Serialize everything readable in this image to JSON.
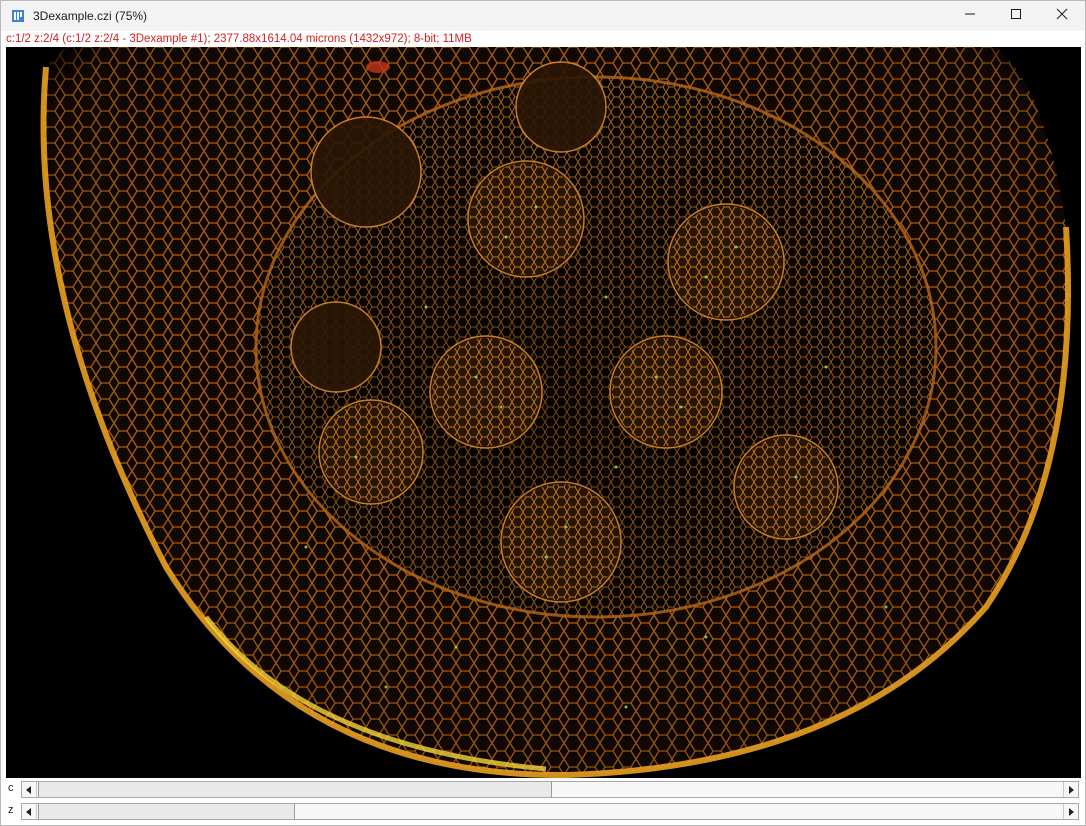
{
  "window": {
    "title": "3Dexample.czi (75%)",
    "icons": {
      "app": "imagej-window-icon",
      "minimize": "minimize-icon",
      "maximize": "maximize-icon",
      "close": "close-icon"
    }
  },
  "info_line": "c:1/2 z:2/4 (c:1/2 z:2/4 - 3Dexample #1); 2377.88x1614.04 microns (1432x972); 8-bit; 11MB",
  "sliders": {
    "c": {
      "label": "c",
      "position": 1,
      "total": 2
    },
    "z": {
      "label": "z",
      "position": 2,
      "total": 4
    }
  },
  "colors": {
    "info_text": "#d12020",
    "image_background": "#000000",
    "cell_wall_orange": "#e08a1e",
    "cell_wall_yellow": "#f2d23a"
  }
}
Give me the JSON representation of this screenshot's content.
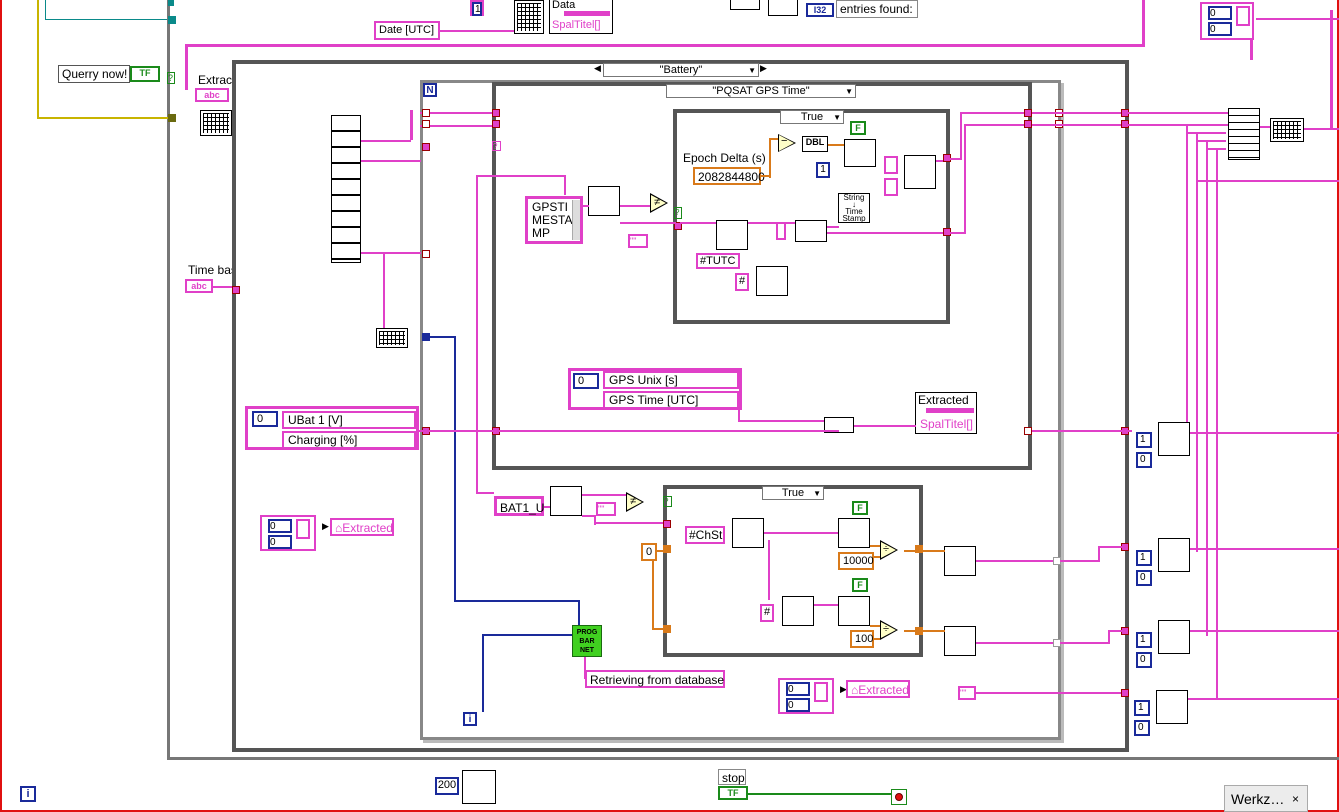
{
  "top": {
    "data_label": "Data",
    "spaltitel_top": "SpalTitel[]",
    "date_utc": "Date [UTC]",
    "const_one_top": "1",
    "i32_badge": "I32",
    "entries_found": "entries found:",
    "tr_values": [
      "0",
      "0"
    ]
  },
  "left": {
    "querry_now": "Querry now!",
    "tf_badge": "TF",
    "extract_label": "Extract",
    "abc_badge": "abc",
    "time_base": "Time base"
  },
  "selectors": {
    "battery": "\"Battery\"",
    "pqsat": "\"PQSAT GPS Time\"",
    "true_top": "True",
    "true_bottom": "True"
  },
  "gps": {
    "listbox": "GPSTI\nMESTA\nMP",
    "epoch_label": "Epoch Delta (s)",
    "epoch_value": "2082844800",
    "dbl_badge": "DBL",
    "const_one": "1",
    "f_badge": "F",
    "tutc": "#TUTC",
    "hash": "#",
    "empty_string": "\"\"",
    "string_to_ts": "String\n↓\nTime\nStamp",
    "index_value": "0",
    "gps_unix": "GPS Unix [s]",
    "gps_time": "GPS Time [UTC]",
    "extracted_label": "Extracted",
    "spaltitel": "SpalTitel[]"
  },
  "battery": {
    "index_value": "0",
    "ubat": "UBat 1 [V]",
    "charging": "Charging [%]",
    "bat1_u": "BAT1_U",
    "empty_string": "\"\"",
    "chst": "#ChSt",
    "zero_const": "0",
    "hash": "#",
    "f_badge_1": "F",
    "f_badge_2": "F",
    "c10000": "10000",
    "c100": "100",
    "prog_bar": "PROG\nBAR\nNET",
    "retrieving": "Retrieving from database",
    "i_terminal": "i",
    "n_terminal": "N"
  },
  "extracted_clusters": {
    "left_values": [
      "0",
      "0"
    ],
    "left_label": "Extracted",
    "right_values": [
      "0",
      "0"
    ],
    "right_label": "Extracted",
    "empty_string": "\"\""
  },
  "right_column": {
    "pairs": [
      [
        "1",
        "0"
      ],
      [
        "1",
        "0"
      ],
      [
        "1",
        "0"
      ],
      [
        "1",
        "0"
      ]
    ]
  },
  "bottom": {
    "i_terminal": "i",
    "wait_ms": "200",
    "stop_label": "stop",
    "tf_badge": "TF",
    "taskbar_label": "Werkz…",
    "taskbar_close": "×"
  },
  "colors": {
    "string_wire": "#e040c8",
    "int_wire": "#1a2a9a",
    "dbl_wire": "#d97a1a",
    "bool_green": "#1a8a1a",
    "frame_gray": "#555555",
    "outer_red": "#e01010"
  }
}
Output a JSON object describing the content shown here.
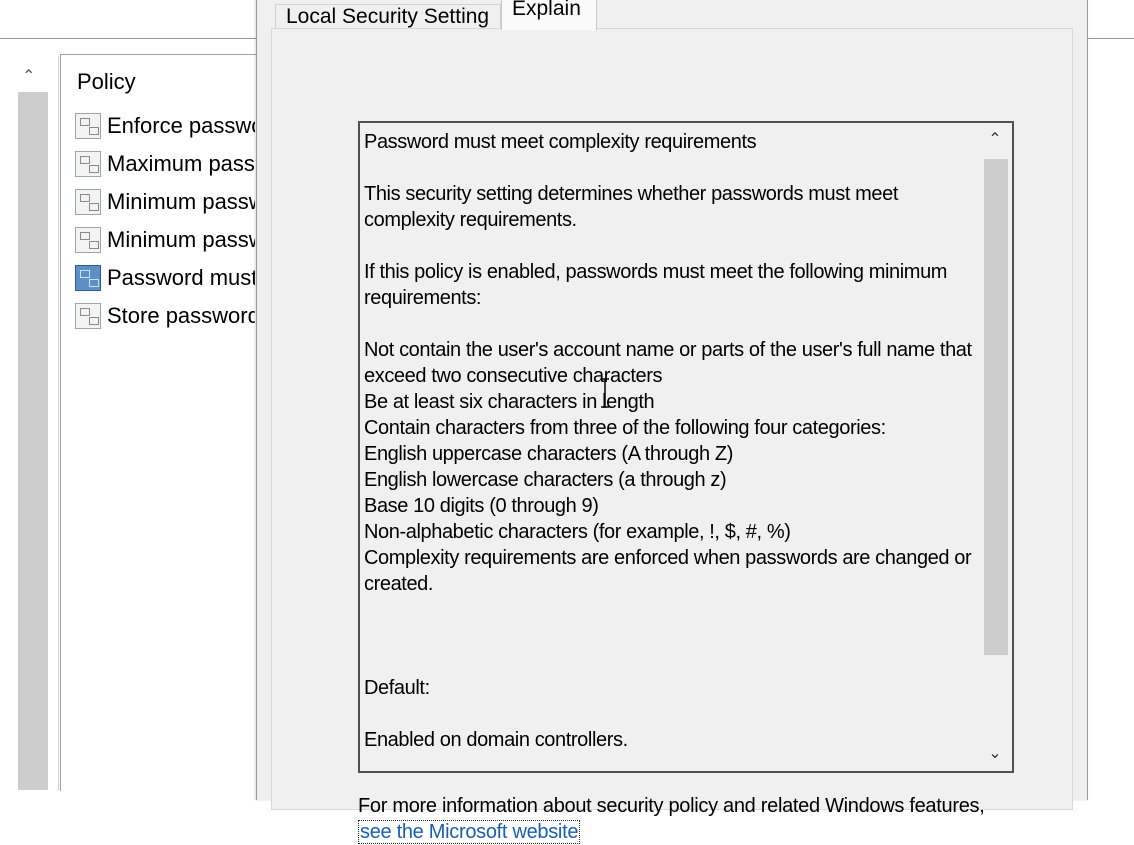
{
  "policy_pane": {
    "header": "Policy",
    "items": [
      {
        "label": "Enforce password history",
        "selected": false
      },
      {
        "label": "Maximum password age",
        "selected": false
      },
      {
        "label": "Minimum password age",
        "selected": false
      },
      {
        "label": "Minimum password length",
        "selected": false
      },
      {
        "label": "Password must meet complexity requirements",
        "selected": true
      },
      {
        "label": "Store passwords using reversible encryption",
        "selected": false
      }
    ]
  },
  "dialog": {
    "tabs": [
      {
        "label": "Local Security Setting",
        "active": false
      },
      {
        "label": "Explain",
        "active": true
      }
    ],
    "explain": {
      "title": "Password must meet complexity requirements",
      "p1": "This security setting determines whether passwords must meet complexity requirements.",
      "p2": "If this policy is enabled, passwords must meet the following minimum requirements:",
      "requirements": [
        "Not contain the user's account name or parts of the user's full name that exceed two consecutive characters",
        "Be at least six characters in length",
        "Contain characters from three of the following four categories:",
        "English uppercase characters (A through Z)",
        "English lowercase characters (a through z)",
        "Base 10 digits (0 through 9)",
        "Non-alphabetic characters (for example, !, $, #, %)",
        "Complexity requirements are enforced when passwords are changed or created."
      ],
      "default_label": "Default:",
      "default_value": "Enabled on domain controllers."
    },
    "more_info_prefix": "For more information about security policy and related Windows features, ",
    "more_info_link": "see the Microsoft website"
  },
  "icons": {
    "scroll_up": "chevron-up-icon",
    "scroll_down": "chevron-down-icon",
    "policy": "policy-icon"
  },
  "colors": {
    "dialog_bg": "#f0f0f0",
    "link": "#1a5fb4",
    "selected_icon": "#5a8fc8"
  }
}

> _INSTRUCTION_
Without the pictures, repeat the listing above exactly.

> _SOLUTION TO THIS PROBLEM_
Serialize everything readable in this image to JSON.
{
  "window": {
    "title": "3Dexample.czi (75%)",
    "icons": {
      "app": "imagej-window-icon",
      "minimize": "minimize-icon",
      "maximize": "maximize-icon",
      "close": "close-icon"
    }
  },
  "info_line": "c:1/2 z:2/4 (c:1/2 z:2/4 - 3Dexample #1); 2377.88x1614.04 microns (1432x972); 8-bit; 11MB",
  "sliders": {
    "c": {
      "label": "c",
      "position": 1,
      "total": 2
    },
    "z": {
      "label": "z",
      "position": 2,
      "total": 4
    }
  },
  "colors": {
    "info_text": "#d12020",
    "image_background": "#000000",
    "cell_wall_orange": "#e08a1e",
    "cell_wall_yellow": "#f2d23a"
  }
}
Give me the JSON representation of this screenshot's content.
{
  "top": {
    "data_label": "Data",
    "spaltitel_top": "SpalTitel[]",
    "date_utc": "Date [UTC]",
    "const_one_top": "1",
    "i32_badge": "I32",
    "entries_found": "entries found:",
    "tr_values": [
      "0",
      "0"
    ]
  },
  "left": {
    "querry_now": "Querry now!",
    "tf_badge": "TF",
    "extract_label": "Extract",
    "abc_badge": "abc",
    "time_base": "Time base"
  },
  "selectors": {
    "battery": "\"Battery\"",
    "pqsat": "\"PQSAT GPS Time\"",
    "true_top": "True",
    "true_bottom": "True"
  },
  "gps": {
    "listbox": "GPSTI\nMESTA\nMP",
    "epoch_label": "Epoch Delta (s)",
    "epoch_value": "2082844800",
    "dbl_badge": "DBL",
    "const_one": "1",
    "f_badge": "F",
    "tutc": "#TUTC",
    "hash": "#",
    "empty_string": "\"\"",
    "string_to_ts": "String\n↓\nTime\nStamp",
    "index_value": "0",
    "gps_unix": "GPS Unix [s]",
    "gps_time": "GPS Time [UTC]",
    "extracted_label": "Extracted",
    "spaltitel": "SpalTitel[]"
  },
  "battery": {
    "index_value": "0",
    "ubat": "UBat 1 [V]",
    "charging": "Charging [%]",
    "bat1_u": "BAT1_U",
    "empty_string": "\"\"",
    "chst": "#ChSt",
    "zero_const": "0",
    "hash": "#",
    "f_badge_1": "F",
    "f_badge_2": "F",
    "c10000": "10000",
    "c100": "100",
    "prog_bar": "PROG\nBAR\nNET",
    "retrieving": "Retrieving from database",
    "i_terminal": "i",
    "n_terminal": "N"
  },
  "extracted_clusters": {
    "left_values": [
      "0",
      "0"
    ],
    "left_label": "Extracted",
    "right_values": [
      "0",
      "0"
    ],
    "right_label": "Extracted",
    "empty_string": "\"\""
  },
  "right_column": {
    "pairs": [
      [
        "1",
        "0"
      ],
      [
        "1",
        "0"
      ],
      [
        "1",
        "0"
      ],
      [
        "1",
        "0"
      ]
    ]
  },
  "bottom": {
    "i_terminal": "i",
    "wait_ms": "200",
    "stop_label": "stop",
    "tf_badge": "TF",
    "taskbar_label": "Werkz…",
    "taskbar_close": "×"
  },
  "colors": {
    "string_wire": "#e040c8",
    "int_wire": "#1a2a9a",
    "dbl_wire": "#d97a1a",
    "bool_green": "#1a8a1a",
    "frame_gray": "#555555",
    "outer_red": "#e01010"
  }
}
Output a JSON object describing the content shown here.
{
  "policy_pane": {
    "header": "Policy",
    "items": [
      {
        "label": "Enforce password history",
        "selected": false
      },
      {
        "label": "Maximum password age",
        "selected": false
      },
      {
        "label": "Minimum password age",
        "selected": false
      },
      {
        "label": "Minimum password length",
        "selected": false
      },
      {
        "label": "Password must meet complexity requirements",
        "selected": true
      },
      {
        "label": "Store passwords using reversible encryption",
        "selected": false
      }
    ]
  },
  "dialog": {
    "tabs": [
      {
        "label": "Local Security Setting",
        "active": false
      },
      {
        "label": "Explain",
        "active": true
      }
    ],
    "explain": {
      "title": "Password must meet complexity requirements",
      "p1": "This security setting determines whether passwords must meet complexity requirements.",
      "p2": "If this policy is enabled, passwords must meet the following minimum requirements:",
      "requirements": [
        "Not contain the user's account name or parts of the user's full name that exceed two consecutive characters",
        "Be at least six characters in length",
        "Contain characters from three of the following four categories:",
        "English uppercase characters (A through Z)",
        "English lowercase characters (a through z)",
        "Base 10 digits (0 through 9)",
        "Non-alphabetic characters (for example, !, $, #, %)",
        "Complexity requirements are enforced when passwords are changed or created."
      ],
      "default_label": "Default:",
      "default_value": "Enabled on domain controllers."
    },
    "more_info_prefix": "For more information about security policy and related Windows features, ",
    "more_info_link": "see the Microsoft website"
  },
  "icons": {
    "scroll_up": "chevron-up-icon",
    "scroll_down": "chevron-down-icon",
    "policy": "policy-icon"
  },
  "colors": {
    "dialog_bg": "#f0f0f0",
    "link": "#1a5fb4",
    "selected_icon": "#5a8fc8"
  }
}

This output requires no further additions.